*Listed records*:

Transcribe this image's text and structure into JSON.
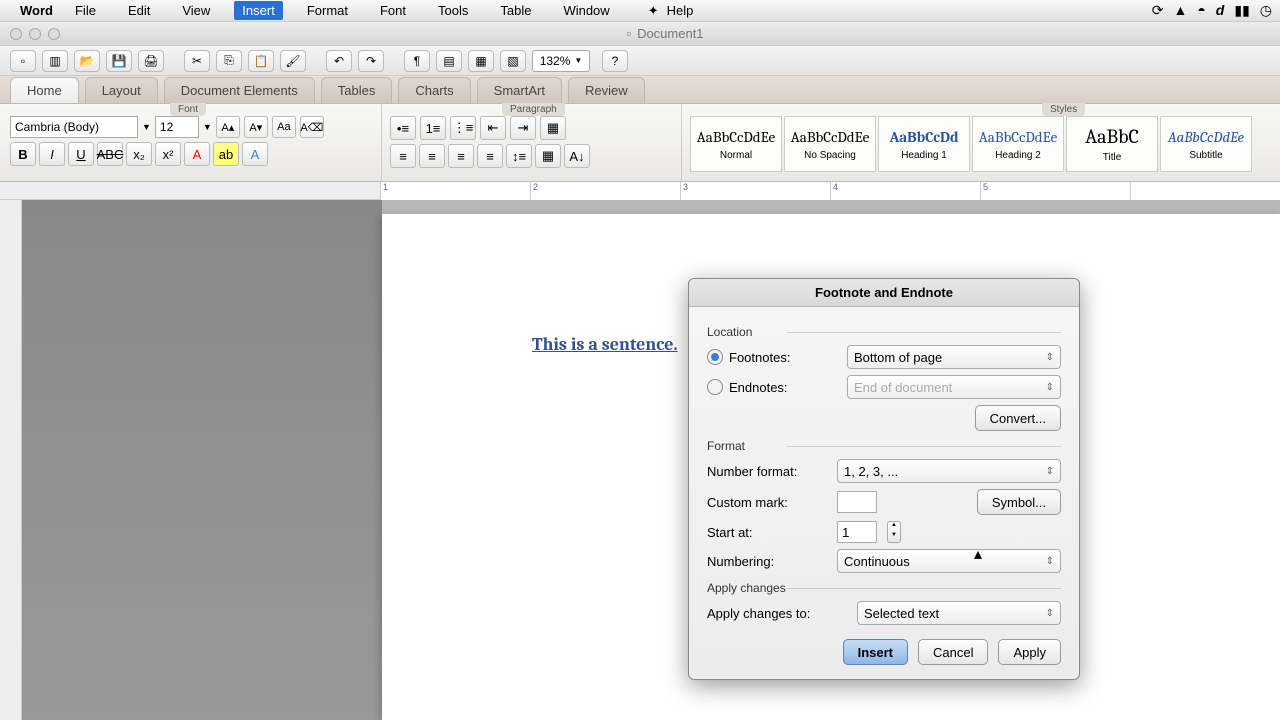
{
  "menubar": {
    "app": "Word",
    "items": [
      "File",
      "Edit",
      "View",
      "Insert",
      "Format",
      "Font",
      "Tools",
      "Table",
      "Window"
    ],
    "help": "Help",
    "active_index": 3
  },
  "titlebar": {
    "doc_name": "Document1"
  },
  "toolbar": {
    "zoom": "132%"
  },
  "ribbon": {
    "tabs": [
      "Home",
      "Layout",
      "Document Elements",
      "Tables",
      "Charts",
      "SmartArt",
      "Review"
    ],
    "active_tab": 0,
    "groups": {
      "font": "Font",
      "paragraph": "Paragraph",
      "styles": "Styles"
    },
    "font_name": "Cambria (Body)",
    "font_size": "12",
    "styles": [
      {
        "preview": "AaBbCcDdEe",
        "label": "Normal"
      },
      {
        "preview": "AaBbCcDdEe",
        "label": "No Spacing"
      },
      {
        "preview": "AaBbCcDd",
        "label": "Heading 1"
      },
      {
        "preview": "AaBbCcDdEe",
        "label": "Heading 2"
      },
      {
        "preview": "AaBbC",
        "label": "Title"
      },
      {
        "preview": "AaBbCcDdEe",
        "label": "Subtitle"
      }
    ]
  },
  "document": {
    "text": "This is a sentence."
  },
  "dialog": {
    "title": "Footnote and Endnote",
    "sections": {
      "location": "Location",
      "format": "Format",
      "apply": "Apply changes"
    },
    "location": {
      "footnotes_label": "Footnotes:",
      "endnotes_label": "Endnotes:",
      "footnotes_selected": true,
      "footnotes_loc": "Bottom of page",
      "endnotes_loc": "End of document",
      "convert": "Convert..."
    },
    "format": {
      "number_format_label": "Number format:",
      "number_format": "1, 2, 3, ...",
      "custom_mark_label": "Custom mark:",
      "custom_mark": "",
      "symbol": "Symbol...",
      "start_at_label": "Start at:",
      "start_at": "1",
      "numbering_label": "Numbering:",
      "numbering": "Continuous"
    },
    "apply_changes": {
      "label": "Apply changes to:",
      "value": "Selected text"
    },
    "buttons": {
      "insert": "Insert",
      "cancel": "Cancel",
      "apply": "Apply"
    }
  }
}
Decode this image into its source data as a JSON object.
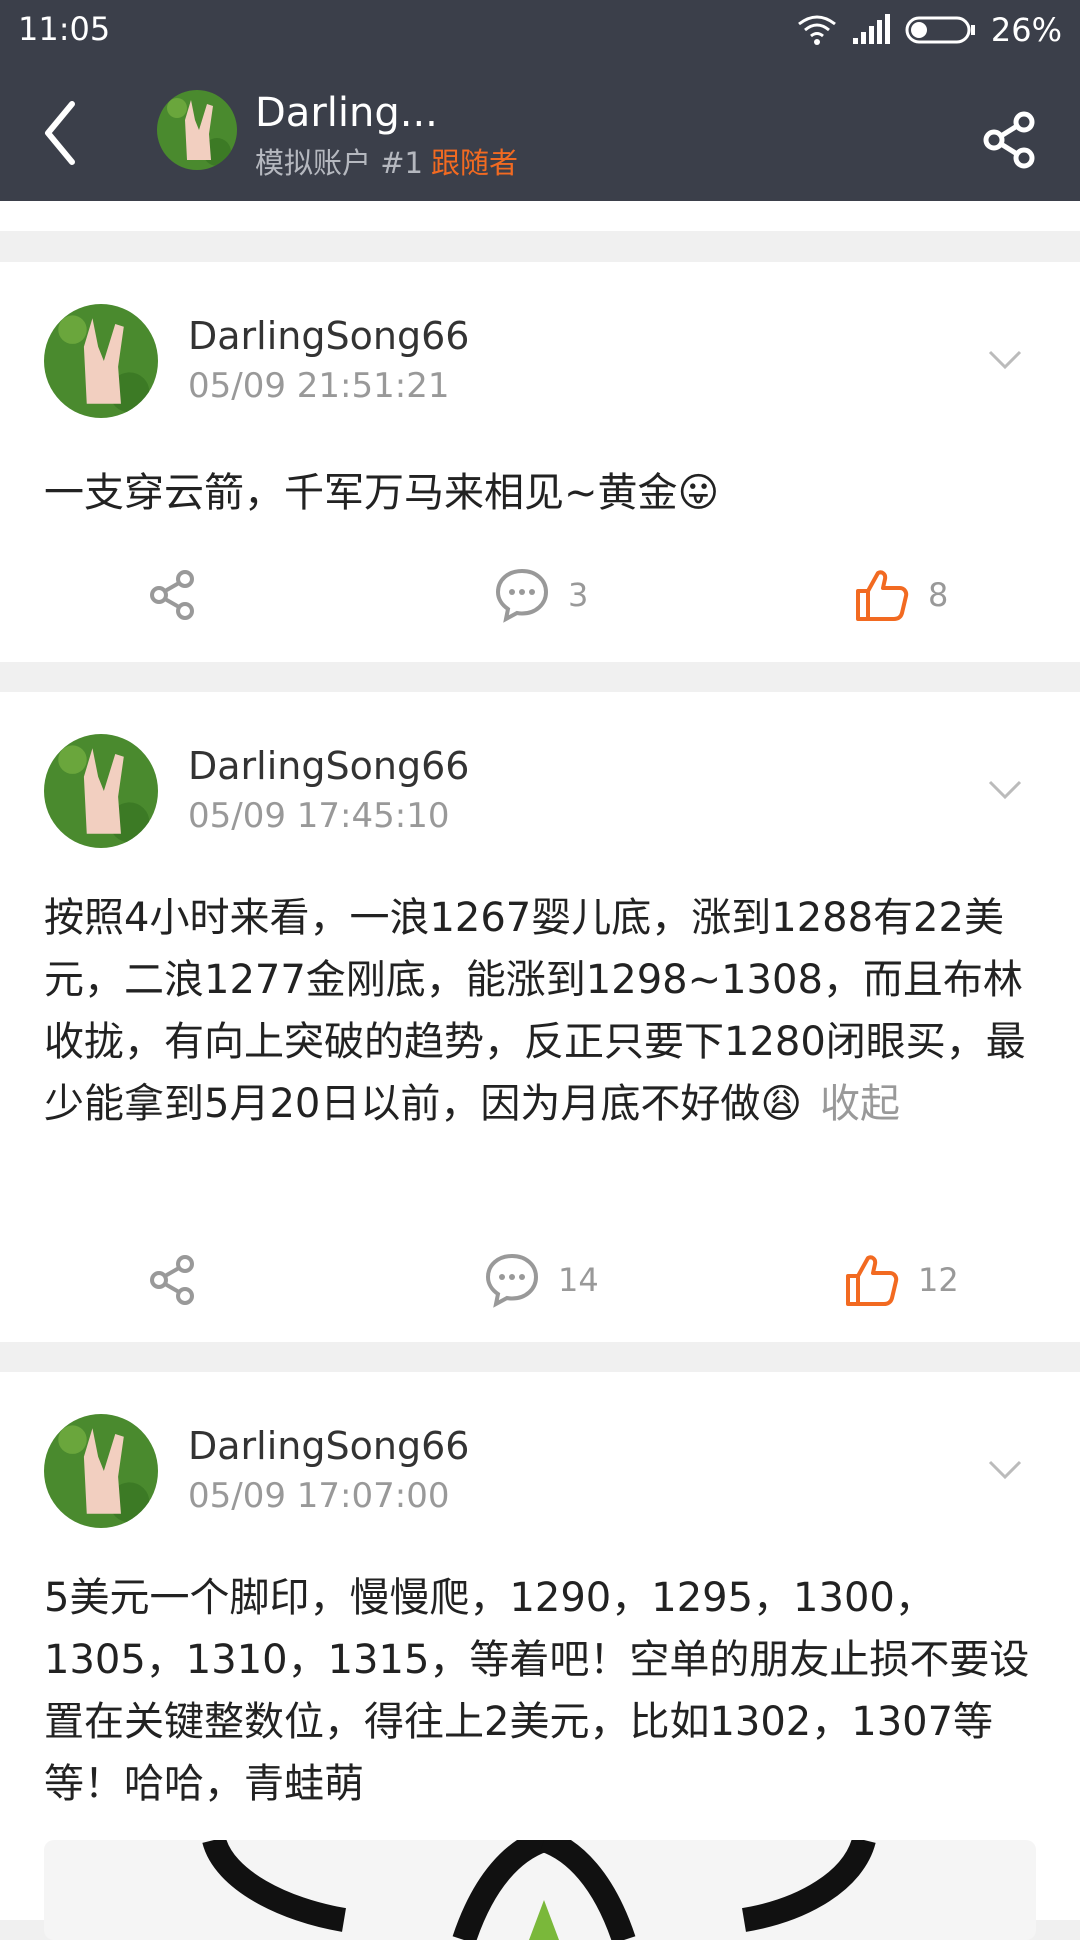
{
  "status": {
    "time": "11:05",
    "battery": "26%"
  },
  "header": {
    "name": "Darling...",
    "subtitle": "模拟账户 #1",
    "follow_label": "跟随者"
  },
  "posts": [
    {
      "author": "DarlingSong66",
      "time": "05/09 21:51:21",
      "text": "一支穿云箭，千军万马来相见~黄金😛",
      "comments": "3",
      "likes": "8"
    },
    {
      "author": "DarlingSong66",
      "time": "05/09 17:45:10",
      "text": "按照4小时来看，一浪1267婴儿底，涨到1288有22美元，二浪1277金刚底，能涨到1298~1308，而且布林收拢，有向上突破的趋势，反正只要下1280闭眼买，最少能拿到5月20日以前，因为月底不好做😩",
      "collapse_label": "收起",
      "comments": "14",
      "likes": "12"
    },
    {
      "author": "DarlingSong66",
      "time": "05/09 17:07:00",
      "text": "5美元一个脚印，慢慢爬，1290，1295，1300，1305，1310，1315，等着吧！空单的朋友止损不要设置在关键整数位，得往上2美元，比如1302，1307等等！哈哈，青蛙萌"
    }
  ],
  "colors": {
    "topbar": "#3b3f4a",
    "accent": "#f26a21"
  },
  "icons": [
    "back-arrow-icon",
    "share-icon",
    "comment-icon",
    "thumbs-up-icon",
    "chevron-down-icon",
    "wifi-icon",
    "signal-icon",
    "battery-icon"
  ]
}
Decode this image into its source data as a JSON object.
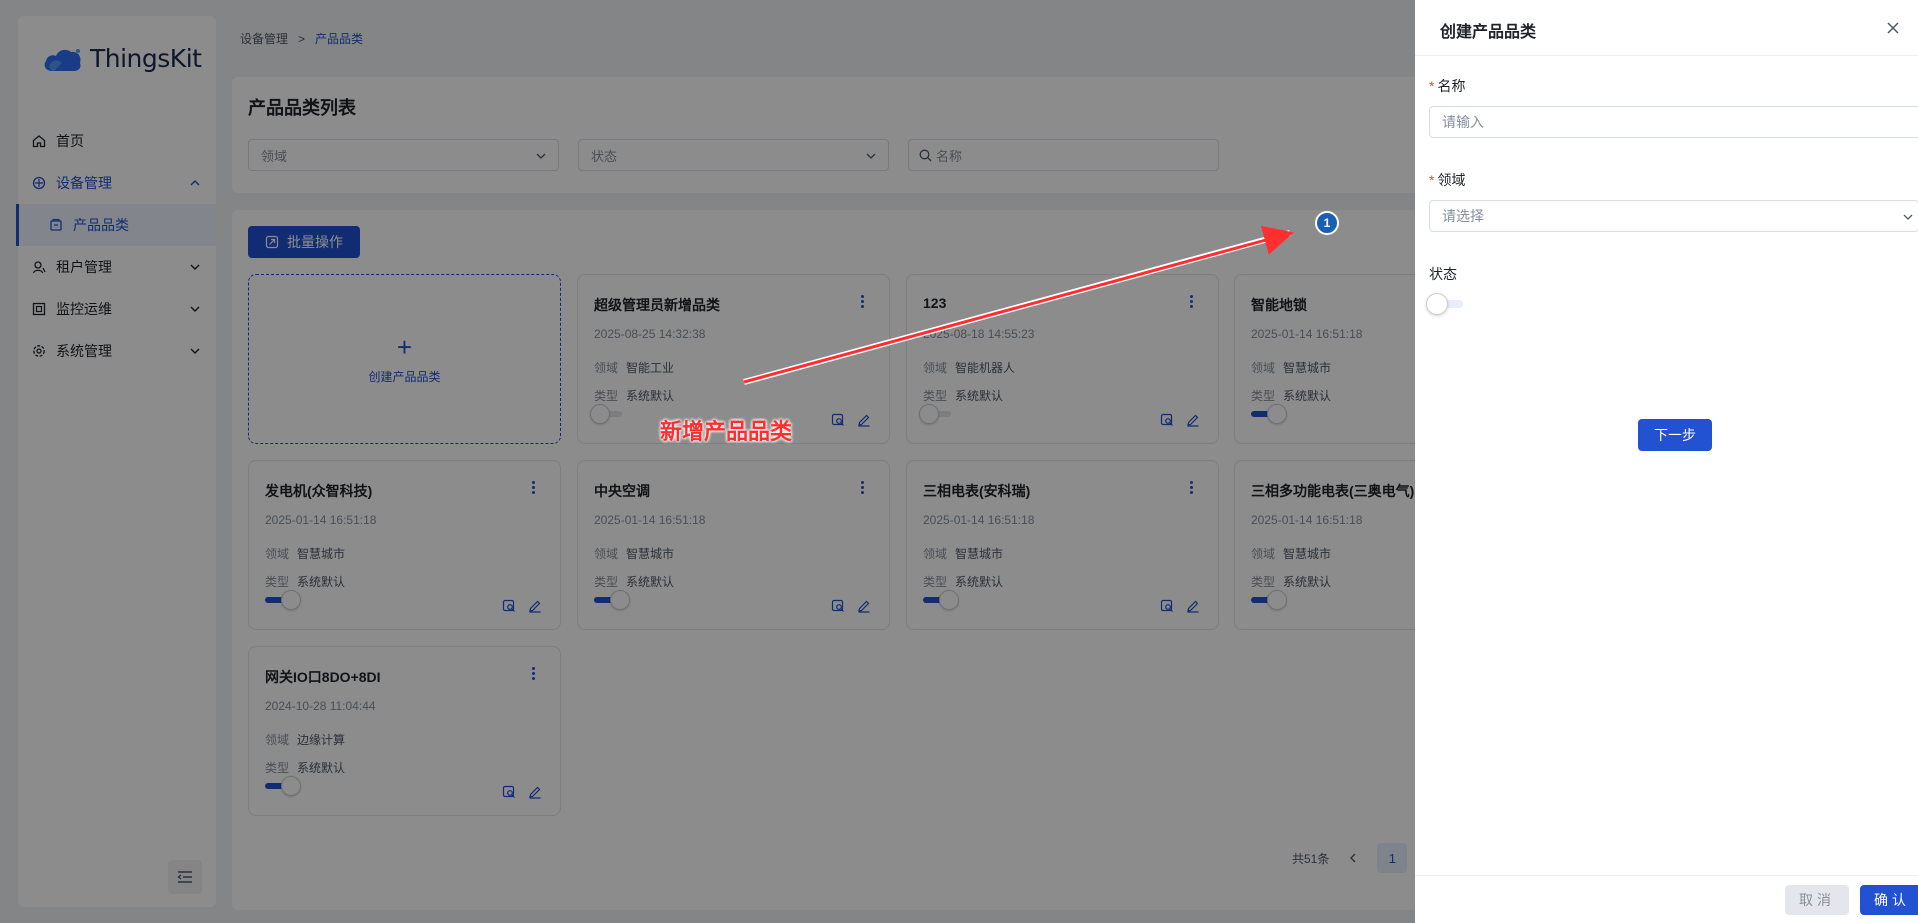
{
  "app": {
    "logo_text": "ThingsKit"
  },
  "sidebar": {
    "items": [
      {
        "label": "首页",
        "icon": "home-icon"
      },
      {
        "label": "设备管理",
        "icon": "device-icon",
        "expanded": true
      },
      {
        "label": "产品品类",
        "icon": "category-icon",
        "selected": true
      },
      {
        "label": "租户管理",
        "icon": "tenant-icon"
      },
      {
        "label": "监控运维",
        "icon": "monitor-icon"
      },
      {
        "label": "系统管理",
        "icon": "settings-icon"
      }
    ]
  },
  "breadcrumb": {
    "parent": "设备管理",
    "separator": ">",
    "current": "产品品类"
  },
  "filter": {
    "title": "产品品类列表",
    "domain_placeholder": "领域",
    "status_placeholder": "状态",
    "search_placeholder": "名称"
  },
  "toolbar": {
    "batch_label": "批量操作"
  },
  "new_card": {
    "plus": "+",
    "label": "创建产品品类"
  },
  "field_labels": {
    "domain": "领域",
    "type": "类型"
  },
  "cards": [
    {
      "title": "超级管理员新增品类",
      "time": "2025-08-25 14:32:38",
      "domain": "智能工业",
      "type": "系统默认",
      "enabled": false
    },
    {
      "title": "123",
      "time": "2025-08-18 14:55:23",
      "domain": "智能机器人",
      "type": "系统默认",
      "enabled": false
    },
    {
      "title": "智能地锁",
      "time": "2025-01-14 16:51:18",
      "domain": "智慧城市",
      "type": "系统默认",
      "enabled": true
    },
    {
      "title": "发电机(众智科技)",
      "time": "2025-01-14 16:51:18",
      "domain": "智慧城市",
      "type": "系统默认",
      "enabled": true
    },
    {
      "title": "中央空调",
      "time": "2025-01-14 16:51:18",
      "domain": "智慧城市",
      "type": "系统默认",
      "enabled": true
    },
    {
      "title": "三相电表(安科瑞)",
      "time": "2025-01-14 16:51:18",
      "domain": "智慧城市",
      "type": "系统默认",
      "enabled": true
    },
    {
      "title": "三相多功能电表(三奥电气)",
      "time": "2025-01-14 16:51:18",
      "domain": "智慧城市",
      "type": "系统默认",
      "enabled": true
    },
    {
      "title": "网关IO口8DO+8DI",
      "time": "2024-10-28 11:04:44",
      "domain": "边缘计算",
      "type": "系统默认",
      "enabled": true
    }
  ],
  "pagination": {
    "total_text": "共51条",
    "current_page": "1"
  },
  "annotation": {
    "label": "新增产品品类",
    "step": "1"
  },
  "drawer": {
    "title": "创建产品品类",
    "required_mark": "*",
    "name_label": "名称",
    "name_placeholder": "请输入",
    "domain_label": "领域",
    "domain_placeholder": "请选择",
    "status_label": "状态",
    "status_enabled": false,
    "next_label": "下一步",
    "cancel_label": "取消",
    "confirm_label": "确认"
  },
  "colors": {
    "primary": "#2251d1",
    "annotation": "#ff2f2f",
    "required": "#f53f3f"
  }
}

*Exercise brief*: Your task is to transcribe all of the records precisely, with no images included.

*Correct response*:
Transcribe this image's text and structure into JSON.
{
  "menubar": {
    "app": "Word",
    "items": [
      "File",
      "Edit",
      "View",
      "Insert",
      "Format",
      "Font",
      "Tools",
      "Table",
      "Window"
    ],
    "help": "Help",
    "active_index": 3
  },
  "titlebar": {
    "doc_name": "Document1"
  },
  "toolbar": {
    "zoom": "132%"
  },
  "ribbon": {
    "tabs": [
      "Home",
      "Layout",
      "Document Elements",
      "Tables",
      "Charts",
      "SmartArt",
      "Review"
    ],
    "active_tab": 0,
    "groups": {
      "font": "Font",
      "paragraph": "Paragraph",
      "styles": "Styles"
    },
    "font_name": "Cambria (Body)",
    "font_size": "12",
    "styles": [
      {
        "preview": "AaBbCcDdEe",
        "label": "Normal"
      },
      {
        "preview": "AaBbCcDdEe",
        "label": "No Spacing"
      },
      {
        "preview": "AaBbCcDd",
        "label": "Heading 1"
      },
      {
        "preview": "AaBbCcDdEe",
        "label": "Heading 2"
      },
      {
        "preview": "AaBbC",
        "label": "Title"
      },
      {
        "preview": "AaBbCcDdEe",
        "label": "Subtitle"
      }
    ]
  },
  "document": {
    "text": "This is a sentence."
  },
  "dialog": {
    "title": "Footnote and Endnote",
    "sections": {
      "location": "Location",
      "format": "Format",
      "apply": "Apply changes"
    },
    "location": {
      "footnotes_label": "Footnotes:",
      "endnotes_label": "Endnotes:",
      "footnotes_selected": true,
      "footnotes_loc": "Bottom of page",
      "endnotes_loc": "End of document",
      "convert": "Convert..."
    },
    "format": {
      "number_format_label": "Number format:",
      "number_format": "1, 2, 3, ...",
      "custom_mark_label": "Custom mark:",
      "custom_mark": "",
      "symbol": "Symbol...",
      "start_at_label": "Start at:",
      "start_at": "1",
      "numbering_label": "Numbering:",
      "numbering": "Continuous"
    },
    "apply_changes": {
      "label": "Apply changes to:",
      "value": "Selected text"
    },
    "buttons": {
      "insert": "Insert",
      "cancel": "Cancel",
      "apply": "Apply"
    }
  }
}
Decode this image into its source data as a JSON object.
{
  "status": {
    "time": "11:05",
    "battery": "26%"
  },
  "header": {
    "name": "Darling...",
    "subtitle": "模拟账户 #1",
    "follow_label": "跟随者"
  },
  "posts": [
    {
      "author": "DarlingSong66",
      "time": "05/09 21:51:21",
      "text": "一支穿云箭，千军万马来相见~黄金😛",
      "comments": "3",
      "likes": "8"
    },
    {
      "author": "DarlingSong66",
      "time": "05/09 17:45:10",
      "text": "按照4小时来看，一浪1267婴儿底，涨到1288有22美元，二浪1277金刚底，能涨到1298~1308，而且布林收拢，有向上突破的趋势，反正只要下1280闭眼买，最少能拿到5月20日以前，因为月底不好做😩",
      "collapse_label": "收起",
      "comments": "14",
      "likes": "12"
    },
    {
      "author": "DarlingSong66",
      "time": "05/09 17:07:00",
      "text": "5美元一个脚印，慢慢爬，1290，1295，1300，1305，1310，1315，等着吧！空单的朋友止损不要设置在关键整数位，得往上2美元，比如1302，1307等等！哈哈，青蛙萌"
    }
  ],
  "colors": {
    "topbar": "#3b3f4a",
    "accent": "#f26a21"
  },
  "icons": [
    "back-arrow-icon",
    "share-icon",
    "comment-icon",
    "thumbs-up-icon",
    "chevron-down-icon",
    "wifi-icon",
    "signal-icon",
    "battery-icon"
  ]
}
Decode this image into its source data as a JSON object.
{
  "app": {
    "logo_text": "ThingsKit"
  },
  "sidebar": {
    "items": [
      {
        "label": "首页",
        "icon": "home-icon"
      },
      {
        "label": "设备管理",
        "icon": "device-icon",
        "expanded": true
      },
      {
        "label": "产品品类",
        "icon": "category-icon",
        "selected": true
      },
      {
        "label": "租户管理",
        "icon": "tenant-icon"
      },
      {
        "label": "监控运维",
        "icon": "monitor-icon"
      },
      {
        "label": "系统管理",
        "icon": "settings-icon"
      }
    ]
  },
  "breadcrumb": {
    "parent": "设备管理",
    "separator": ">",
    "current": "产品品类"
  },
  "filter": {
    "title": "产品品类列表",
    "domain_placeholder": "领域",
    "status_placeholder": "状态",
    "search_placeholder": "名称"
  },
  "toolbar": {
    "batch_label": "批量操作"
  },
  "new_card": {
    "plus": "+",
    "label": "创建产品品类"
  },
  "field_labels": {
    "domain": "领域",
    "type": "类型"
  },
  "cards": [
    {
      "title": "超级管理员新增品类",
      "time": "2025-08-25 14:32:38",
      "domain": "智能工业",
      "type": "系统默认",
      "enabled": false
    },
    {
      "title": "123",
      "time": "2025-08-18 14:55:23",
      "domain": "智能机器人",
      "type": "系统默认",
      "enabled": false
    },
    {
      "title": "智能地锁",
      "time": "2025-01-14 16:51:18",
      "domain": "智慧城市",
      "type": "系统默认",
      "enabled": true
    },
    {
      "title": "发电机(众智科技)",
      "time": "2025-01-14 16:51:18",
      "domain": "智慧城市",
      "type": "系统默认",
      "enabled": true
    },
    {
      "title": "中央空调",
      "time": "2025-01-14 16:51:18",
      "domain": "智慧城市",
      "type": "系统默认",
      "enabled": true
    },
    {
      "title": "三相电表(安科瑞)",
      "time": "2025-01-14 16:51:18",
      "domain": "智慧城市",
      "type": "系统默认",
      "enabled": true
    },
    {
      "title": "三相多功能电表(三奥电气)",
      "time": "2025-01-14 16:51:18",
      "domain": "智慧城市",
      "type": "系统默认",
      "enabled": true
    },
    {
      "title": "网关IO口8DO+8DI",
      "time": "2024-10-28 11:04:44",
      "domain": "边缘计算",
      "type": "系统默认",
      "enabled": true
    }
  ],
  "pagination": {
    "total_text": "共51条",
    "current_page": "1"
  },
  "annotation": {
    "label": "新增产品品类",
    "step": "1"
  },
  "drawer": {
    "title": "创建产品品类",
    "required_mark": "*",
    "name_label": "名称",
    "name_placeholder": "请输入",
    "domain_label": "领域",
    "domain_placeholder": "请选择",
    "status_label": "状态",
    "status_enabled": false,
    "next_label": "下一步",
    "cancel_label": "取消",
    "confirm_label": "确认"
  },
  "colors": {
    "primary": "#2251d1",
    "annotation": "#ff2f2f",
    "required": "#f53f3f"
  }
}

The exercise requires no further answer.